# What to do
Return each line that holds the word "right".

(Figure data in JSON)
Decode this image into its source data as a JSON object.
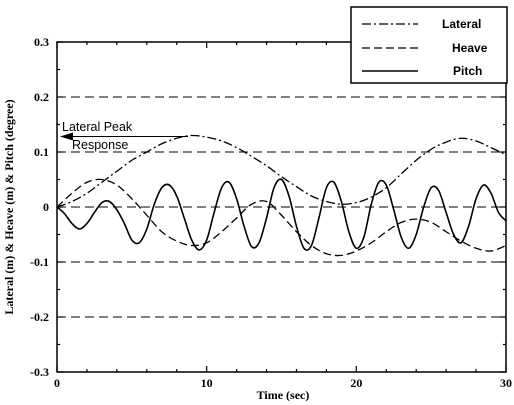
{
  "chart_data": {
    "type": "line",
    "title": "",
    "xlabel": "Time (sec)",
    "ylabel": "Lateral (m) & Heave (m) & Pitch (degree)",
    "xlim": [
      0,
      30
    ],
    "ylim": [
      -0.3,
      0.3
    ],
    "x_ticks": [
      "0",
      "10",
      "20",
      "30"
    ],
    "y_ticks": [
      "0.3",
      "0.2",
      "0.1",
      "0",
      "-0.1",
      "-0.2",
      "-0.3"
    ],
    "grid": "dashed horizontal lines at 0.2, 0.1, 0, -0.1, -0.2",
    "legend_position": "top-right",
    "series": [
      {
        "name": "Lateral",
        "style": "dash-dot",
        "x": [
          0,
          1,
          2,
          3,
          4,
          5,
          6,
          7,
          8,
          9,
          10,
          11,
          12,
          13,
          14,
          15,
          16,
          17,
          18,
          19,
          20,
          21,
          22,
          23,
          24,
          25,
          26,
          27,
          28,
          29,
          30
        ],
        "values": [
          0,
          0.01,
          0.025,
          0.045,
          0.065,
          0.085,
          0.1,
          0.115,
          0.125,
          0.13,
          0.127,
          0.12,
          0.108,
          0.092,
          0.075,
          0.055,
          0.037,
          0.02,
          0.01,
          0.005,
          0.008,
          0.018,
          0.035,
          0.06,
          0.085,
          0.105,
          0.118,
          0.125,
          0.12,
          0.108,
          0.095
        ]
      },
      {
        "name": "Heave",
        "style": "dashed",
        "x": [
          0,
          1,
          2,
          3,
          4,
          5,
          6,
          7,
          8,
          9,
          10,
          11,
          12,
          13,
          14,
          15,
          16,
          17,
          18,
          19,
          20,
          21,
          22,
          23,
          24,
          25,
          26,
          27,
          28,
          29,
          30
        ],
        "values": [
          0,
          0.025,
          0.045,
          0.05,
          0.04,
          0.015,
          -0.015,
          -0.045,
          -0.062,
          -0.07,
          -0.065,
          -0.045,
          -0.02,
          0.005,
          0.01,
          -0.015,
          -0.045,
          -0.07,
          -0.085,
          -0.088,
          -0.08,
          -0.065,
          -0.045,
          -0.028,
          -0.022,
          -0.028,
          -0.045,
          -0.062,
          -0.075,
          -0.08,
          -0.07
        ]
      },
      {
        "name": "Pitch",
        "style": "solid",
        "x": [
          0,
          0.5,
          1,
          1.5,
          2,
          2.5,
          3,
          3.5,
          4,
          4.5,
          5,
          5.5,
          6,
          6.5,
          7,
          7.5,
          8,
          8.5,
          9,
          9.5,
          10,
          10.5,
          11,
          11.5,
          12,
          12.5,
          13,
          13.5,
          14,
          14.5,
          15,
          15.5,
          16,
          16.5,
          17,
          17.5,
          18,
          18.5,
          19,
          19.5,
          20,
          20.5,
          21,
          21.5,
          22,
          22.5,
          23,
          23.5,
          24,
          24.5,
          25,
          25.5,
          26,
          26.5,
          27,
          27.5,
          28,
          28.5,
          29,
          29.5,
          30
        ],
        "values": [
          0,
          -0.012,
          -0.03,
          -0.04,
          -0.03,
          -0.01,
          0.008,
          0.01,
          -0.005,
          -0.03,
          -0.06,
          -0.065,
          -0.04,
          0.005,
          0.035,
          0.04,
          0.02,
          -0.02,
          -0.06,
          -0.078,
          -0.06,
          -0.01,
          0.035,
          0.045,
          0.015,
          -0.035,
          -0.072,
          -0.065,
          -0.02,
          0.035,
          0.05,
          0.02,
          -0.035,
          -0.075,
          -0.07,
          -0.02,
          0.035,
          0.045,
          0.01,
          -0.045,
          -0.075,
          -0.055,
          0.005,
          0.045,
          0.04,
          -0.005,
          -0.055,
          -0.075,
          -0.05,
          0.0,
          0.035,
          0.03,
          -0.01,
          -0.05,
          -0.065,
          -0.035,
          0.015,
          0.04,
          0.025,
          -0.01,
          -0.025
        ]
      }
    ],
    "annotations": [
      {
        "text_line1": "Lateral Peak",
        "text_line2": "Response",
        "points_to_y": 0.13
      }
    ]
  }
}
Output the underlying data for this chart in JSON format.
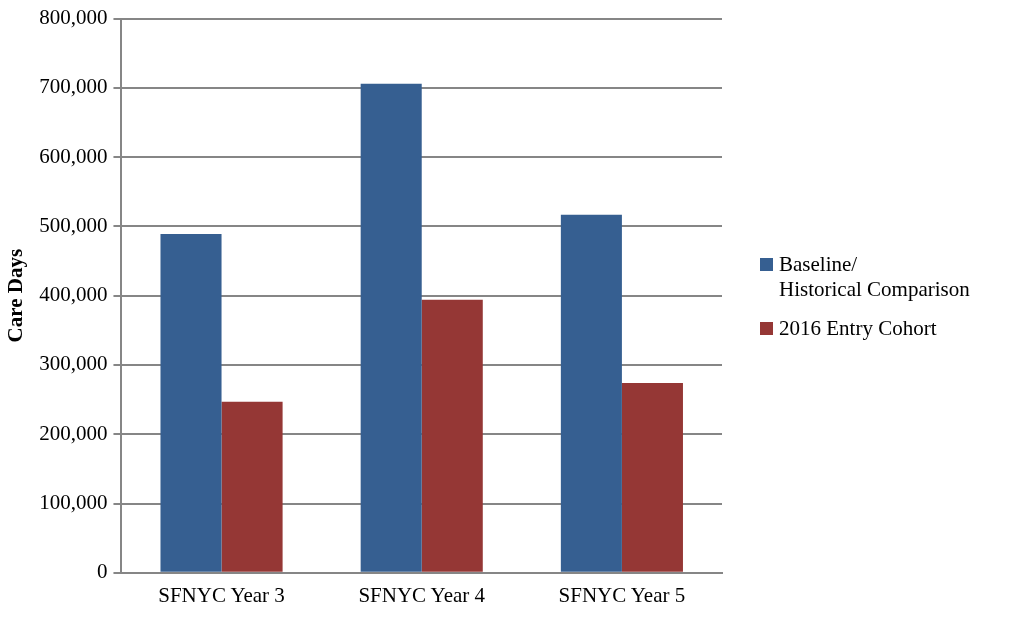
{
  "chart_data": {
    "type": "bar",
    "ylabel": "Care Days",
    "categories": [
      "SFNYC Year 3",
      "SFNYC Year 4",
      "SFNYC Year 5"
    ],
    "series": [
      {
        "name": "Baseline/\nHistorical Comparison",
        "color": "#365f91",
        "values": [
          489000,
          706000,
          517000
        ]
      },
      {
        "name": "2016 Entry Cohort",
        "color": "#953735",
        "values": [
          247000,
          394000,
          274000
        ]
      }
    ],
    "ylim": [
      0,
      800000
    ],
    "yticks": [
      0,
      {
        "value": 100000,
        "label": "100,000"
      },
      {
        "value": 200000,
        "label": "200,000"
      },
      {
        "value": 300000,
        "label": "300,000"
      },
      {
        "value": 400000,
        "label": "400,000"
      },
      {
        "value": 500000,
        "label": "500,000"
      },
      {
        "value": 600000,
        "label": "600,000"
      },
      {
        "value": 700000,
        "label": "700,000"
      },
      {
        "value": 800000,
        "label": "800,000"
      }
    ],
    "grid": "y",
    "legend": "right"
  }
}
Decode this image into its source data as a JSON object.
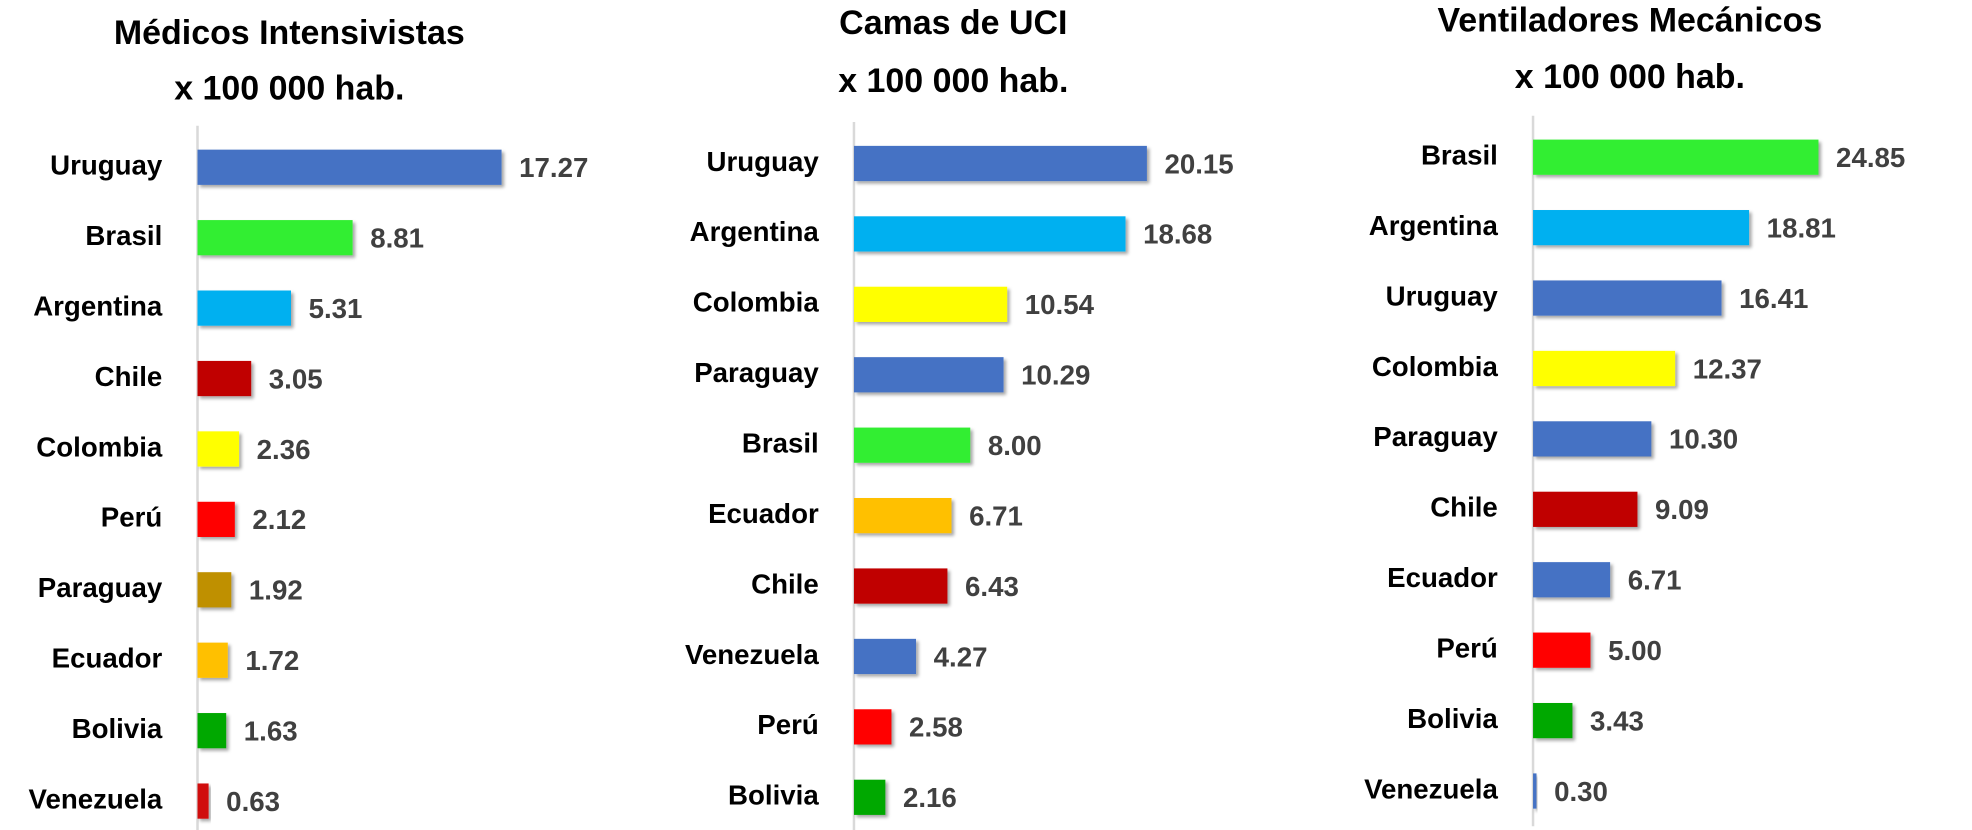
{
  "chart_data": [
    {
      "type": "bar",
      "orientation": "horizontal",
      "title": "Médicos Intensivistas",
      "subtitle": "x 100 000 hab.",
      "categories": [
        "Uruguay",
        "Brasil",
        "Argentina",
        "Chile",
        "Colombia",
        "Perú",
        "Paraguay",
        "Ecuador",
        "Bolivia",
        "Venezuela"
      ],
      "values": [
        17.27,
        8.81,
        5.31,
        3.05,
        2.36,
        2.12,
        1.92,
        1.72,
        1.63,
        0.63
      ],
      "value_labels": [
        "17.27",
        "8.81",
        "5.31",
        "3.05",
        "2.36",
        "2.12",
        "1.92",
        "1.72",
        "1.63",
        "0.63"
      ],
      "colors": [
        "#4472c4",
        "#33ee33",
        "#00b0f0",
        "#c00000",
        "#ffff00",
        "#ff0000",
        "#bf9000",
        "#ffc000",
        "#00a800",
        "#d01010"
      ],
      "xlim": [
        0,
        20
      ]
    },
    {
      "type": "bar",
      "orientation": "horizontal",
      "title": "Camas de UCI",
      "subtitle": "x 100 000 hab.",
      "categories": [
        "Uruguay",
        "Argentina",
        "Colombia",
        "Paraguay",
        "Brasil",
        "Ecuador",
        "Chile",
        "Venezuela",
        "Perú",
        "Bolivia"
      ],
      "values": [
        20.15,
        18.68,
        10.54,
        10.29,
        8.0,
        6.71,
        6.43,
        4.27,
        2.58,
        2.16
      ],
      "value_labels": [
        "20.15",
        "18.68",
        "10.54",
        "10.29",
        "8.00",
        "6.71",
        "6.43",
        "4.27",
        "2.58",
        "2.16"
      ],
      "colors": [
        "#4472c4",
        "#00b0f0",
        "#ffff00",
        "#4472c4",
        "#33ee33",
        "#ffc000",
        "#c00000",
        "#4472c4",
        "#ff0000",
        "#00a800"
      ],
      "xlim": [
        0,
        25
      ]
    },
    {
      "type": "bar",
      "orientation": "horizontal",
      "title": "Ventiladores Mecánicos",
      "subtitle": "x 100 000 hab.",
      "categories": [
        "Brasil",
        "Argentina",
        "Uruguay",
        "Colombia",
        "Paraguay",
        "Chile",
        "Ecuador",
        "Perú",
        "Bolivia",
        "Venezuela"
      ],
      "values": [
        24.85,
        18.81,
        16.41,
        12.37,
        10.3,
        9.09,
        6.71,
        5.0,
        3.43,
        0.3
      ],
      "value_labels": [
        "24.85",
        "18.81",
        "16.41",
        "12.37",
        "10.30",
        "9.09",
        "6.71",
        "5.00",
        "3.43",
        "0.30"
      ],
      "colors": [
        "#33ee33",
        "#00b0f0",
        "#4472c4",
        "#ffff00",
        "#4472c4",
        "#c00000",
        "#4472c4",
        "#ff0000",
        "#00a800",
        "#4472c4"
      ],
      "xlim": [
        0,
        30
      ]
    }
  ]
}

# Solution for this exercise
    "legend_position": "top-right",
    "legend": "right"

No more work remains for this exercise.